[Data items]
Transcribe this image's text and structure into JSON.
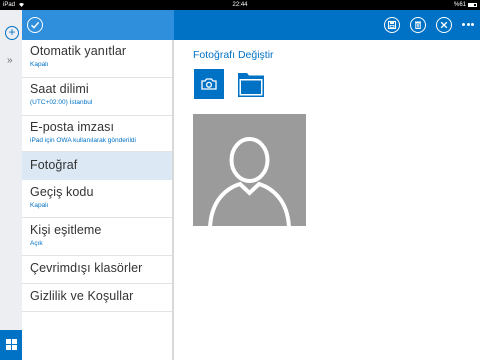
{
  "status_bar": {
    "carrier": "iPad",
    "time": "22:44",
    "battery": "%61"
  },
  "rail": {
    "add_icon": "plus-circle-icon",
    "expand_icon": "double-chevron-right-icon",
    "apps_icon": "app-grid-icon"
  },
  "header": {
    "left_icon": "check-circle-icon",
    "actions": [
      "save-icon",
      "delete-icon",
      "close-icon",
      "more-icon"
    ]
  },
  "settings": {
    "items": [
      {
        "label": "Otomatik yanıtlar",
        "sub": "Kapalı"
      },
      {
        "label": "Saat dilimi",
        "sub": "(UTC+02:00) İstanbul"
      },
      {
        "label": "E-posta imzası",
        "sub": "iPad için OWA kullanılarak gönderildi"
      },
      {
        "label": "Fotoğraf",
        "sub": ""
      },
      {
        "label": "Geçiş kodu",
        "sub": "Kapalı"
      },
      {
        "label": "Kişi eşitleme",
        "sub": "Açık"
      },
      {
        "label": "Çevrimdışı klasörler",
        "sub": ""
      },
      {
        "label": "Gizlilik ve Koşullar",
        "sub": ""
      }
    ],
    "selected_index": 3
  },
  "content": {
    "title": "Fotoğrafı Değiştir",
    "camera_icon": "camera-icon",
    "folder_icon": "folder-icon",
    "avatar_icon": "default-person-icon"
  },
  "colors": {
    "accent": "#0072c6",
    "header_left": "#2f8fdc",
    "selected_bg": "#dce9f5",
    "avatar_bg": "#9b9b9b"
  }
}
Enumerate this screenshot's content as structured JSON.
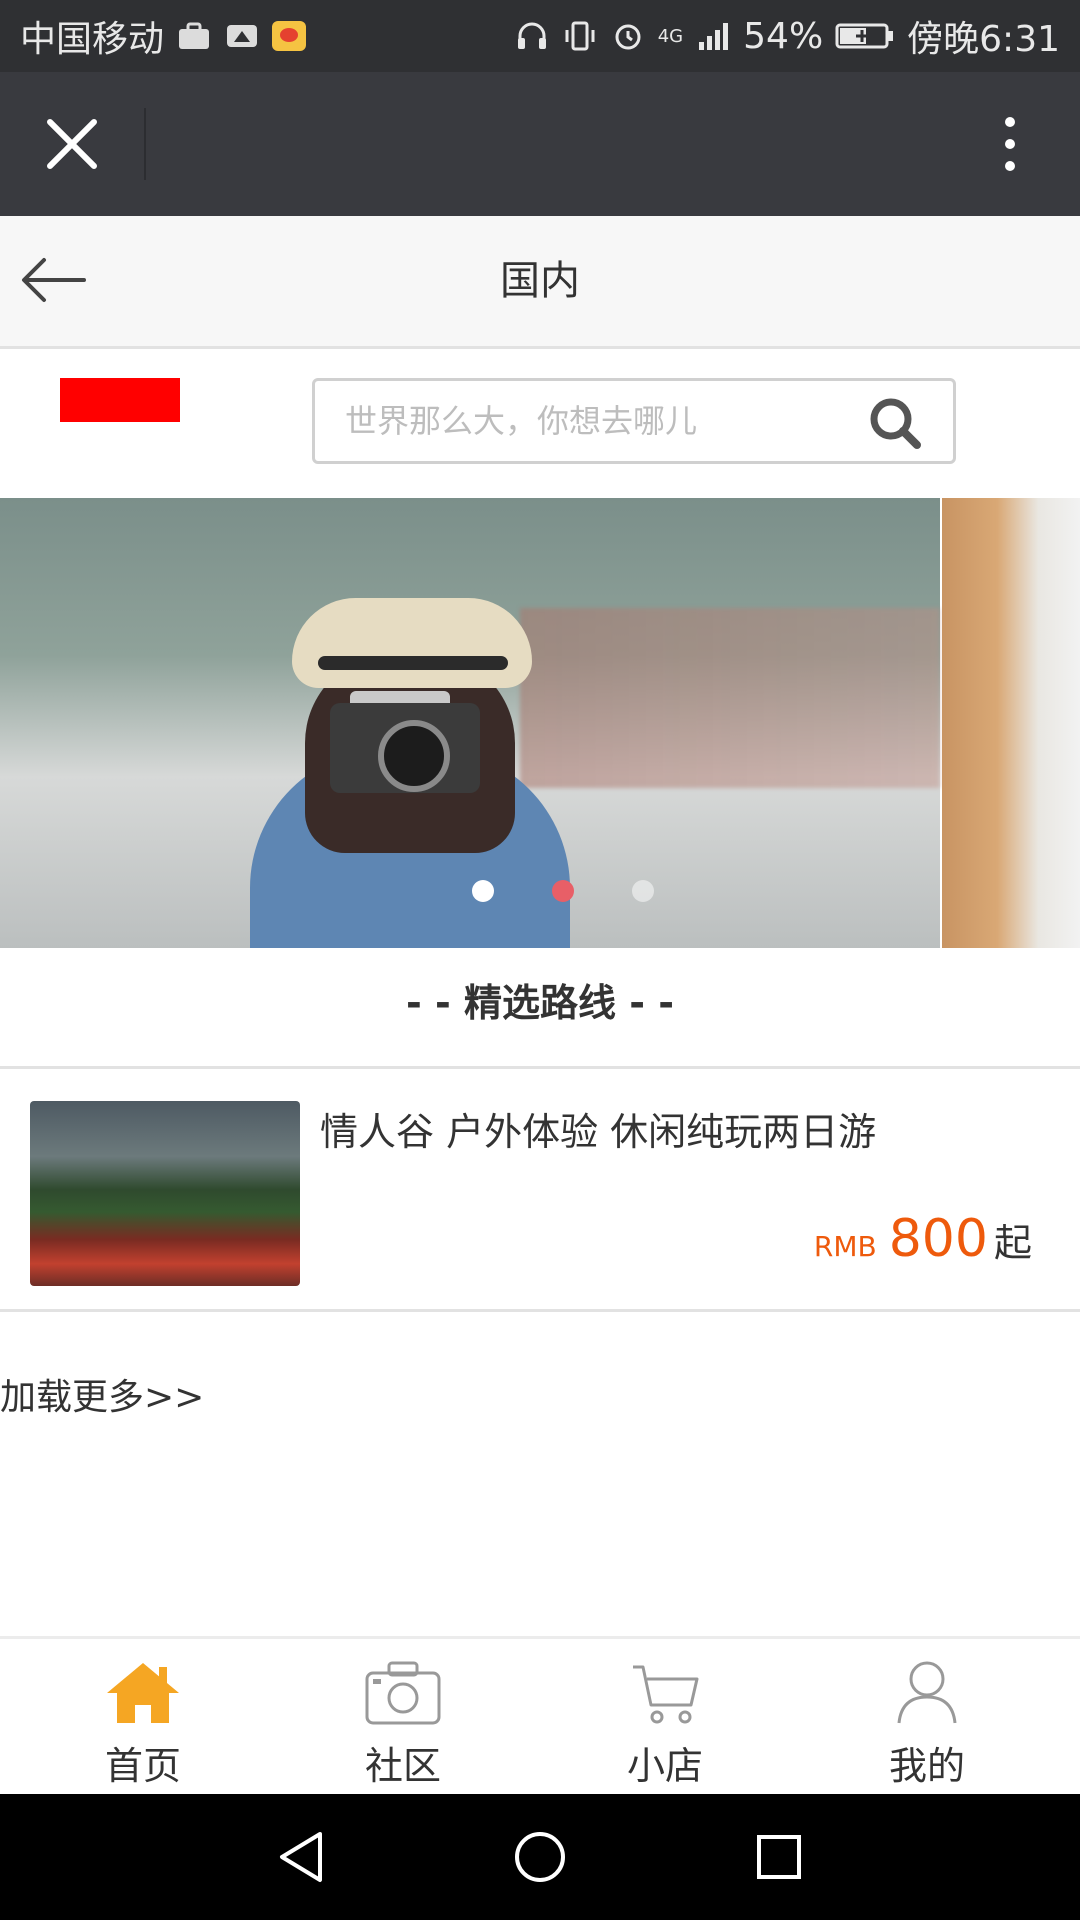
{
  "status_bar": {
    "carrier": "中国移动",
    "battery": "54%",
    "network": "4G",
    "time": "傍晚6:31"
  },
  "webview_toolbar": {
    "close_icon": "close-icon",
    "more_icon": "more-vertical-icon"
  },
  "header": {
    "title": "国内",
    "back_icon": "arrow-left-icon"
  },
  "search": {
    "placeholder": "世界那么大，你想去哪儿",
    "icon": "search-icon"
  },
  "banner": {
    "slide_count": 3,
    "active_index": 1
  },
  "section": {
    "title": "- - 精选路线 - -"
  },
  "routes": [
    {
      "title": "情人谷 户外体验 休闲纯玩两日游",
      "currency": "RMB",
      "price": "800",
      "suffix": "起"
    }
  ],
  "load_more": "加载更多>>",
  "bottom_nav": {
    "items": [
      {
        "label": "首页",
        "icon": "home-icon",
        "active": true
      },
      {
        "label": "社区",
        "icon": "camera-icon",
        "active": false
      },
      {
        "label": "小店",
        "icon": "cart-icon",
        "active": false
      },
      {
        "label": "我的",
        "icon": "user-icon",
        "active": false
      }
    ]
  },
  "colors": {
    "accent_orange": "#ee5a0c",
    "active_tab": "#f5a623",
    "dot_active": "#e85f67",
    "logo_red": "#ff0000"
  }
}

**TASK DESCRIPTION:** Look over the records above and copy each line that includes the string "iPad".

**SOLUTION:**
    "carrier": "iPad",
        "sub": "iPad için OWA kullanılarak gönderildi"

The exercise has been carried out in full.